» **Stated exercise**:
Tally the lines in the data that follows that include the word "Spam", and report nothing but the total.

[Chart and figure data]
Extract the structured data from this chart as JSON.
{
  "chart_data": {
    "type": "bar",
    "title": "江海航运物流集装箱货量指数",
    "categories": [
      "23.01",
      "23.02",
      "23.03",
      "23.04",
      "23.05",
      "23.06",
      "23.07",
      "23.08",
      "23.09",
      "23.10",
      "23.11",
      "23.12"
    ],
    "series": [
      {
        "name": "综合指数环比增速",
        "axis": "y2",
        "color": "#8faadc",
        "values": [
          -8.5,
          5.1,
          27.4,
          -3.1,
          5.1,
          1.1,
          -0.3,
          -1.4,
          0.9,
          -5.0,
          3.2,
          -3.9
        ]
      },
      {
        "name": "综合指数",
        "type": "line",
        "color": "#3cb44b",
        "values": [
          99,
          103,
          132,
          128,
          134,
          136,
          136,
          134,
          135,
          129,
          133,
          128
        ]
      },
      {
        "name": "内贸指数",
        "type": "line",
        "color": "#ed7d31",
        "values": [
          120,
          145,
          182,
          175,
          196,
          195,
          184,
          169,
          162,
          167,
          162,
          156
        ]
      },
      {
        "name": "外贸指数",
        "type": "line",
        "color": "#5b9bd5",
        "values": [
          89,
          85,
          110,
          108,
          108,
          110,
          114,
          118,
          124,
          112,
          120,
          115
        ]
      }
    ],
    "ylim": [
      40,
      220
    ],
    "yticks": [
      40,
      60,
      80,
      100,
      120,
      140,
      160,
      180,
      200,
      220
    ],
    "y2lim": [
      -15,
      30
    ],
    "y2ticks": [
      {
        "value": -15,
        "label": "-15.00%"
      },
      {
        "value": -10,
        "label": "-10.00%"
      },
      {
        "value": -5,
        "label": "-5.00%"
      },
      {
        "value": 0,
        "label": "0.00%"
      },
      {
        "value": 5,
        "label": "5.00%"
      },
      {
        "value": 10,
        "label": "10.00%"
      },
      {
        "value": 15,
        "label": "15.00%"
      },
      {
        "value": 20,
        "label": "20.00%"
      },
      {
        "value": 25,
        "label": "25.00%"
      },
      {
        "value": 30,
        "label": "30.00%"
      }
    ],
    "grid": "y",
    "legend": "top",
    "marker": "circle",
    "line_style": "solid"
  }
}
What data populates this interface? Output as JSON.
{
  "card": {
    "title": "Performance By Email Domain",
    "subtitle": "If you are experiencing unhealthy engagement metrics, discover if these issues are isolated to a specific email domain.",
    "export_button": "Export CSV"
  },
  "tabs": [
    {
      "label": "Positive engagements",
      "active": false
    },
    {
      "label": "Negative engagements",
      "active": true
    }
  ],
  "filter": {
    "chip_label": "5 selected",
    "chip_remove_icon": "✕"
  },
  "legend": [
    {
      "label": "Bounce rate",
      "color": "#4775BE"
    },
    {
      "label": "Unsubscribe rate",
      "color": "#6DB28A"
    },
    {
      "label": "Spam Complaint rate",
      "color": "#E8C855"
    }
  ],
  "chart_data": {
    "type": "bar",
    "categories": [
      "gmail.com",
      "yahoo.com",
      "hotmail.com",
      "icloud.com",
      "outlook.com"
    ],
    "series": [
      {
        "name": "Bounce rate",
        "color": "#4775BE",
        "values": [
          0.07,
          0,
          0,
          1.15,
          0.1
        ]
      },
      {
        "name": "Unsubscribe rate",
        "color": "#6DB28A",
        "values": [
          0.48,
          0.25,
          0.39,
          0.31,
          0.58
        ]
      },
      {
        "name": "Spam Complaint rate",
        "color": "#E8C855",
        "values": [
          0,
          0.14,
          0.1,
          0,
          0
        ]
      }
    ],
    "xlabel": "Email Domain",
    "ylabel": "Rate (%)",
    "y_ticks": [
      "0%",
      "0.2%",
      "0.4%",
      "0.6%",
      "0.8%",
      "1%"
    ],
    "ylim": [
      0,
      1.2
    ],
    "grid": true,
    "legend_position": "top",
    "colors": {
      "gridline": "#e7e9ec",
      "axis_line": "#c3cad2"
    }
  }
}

» **Worked answer**:
2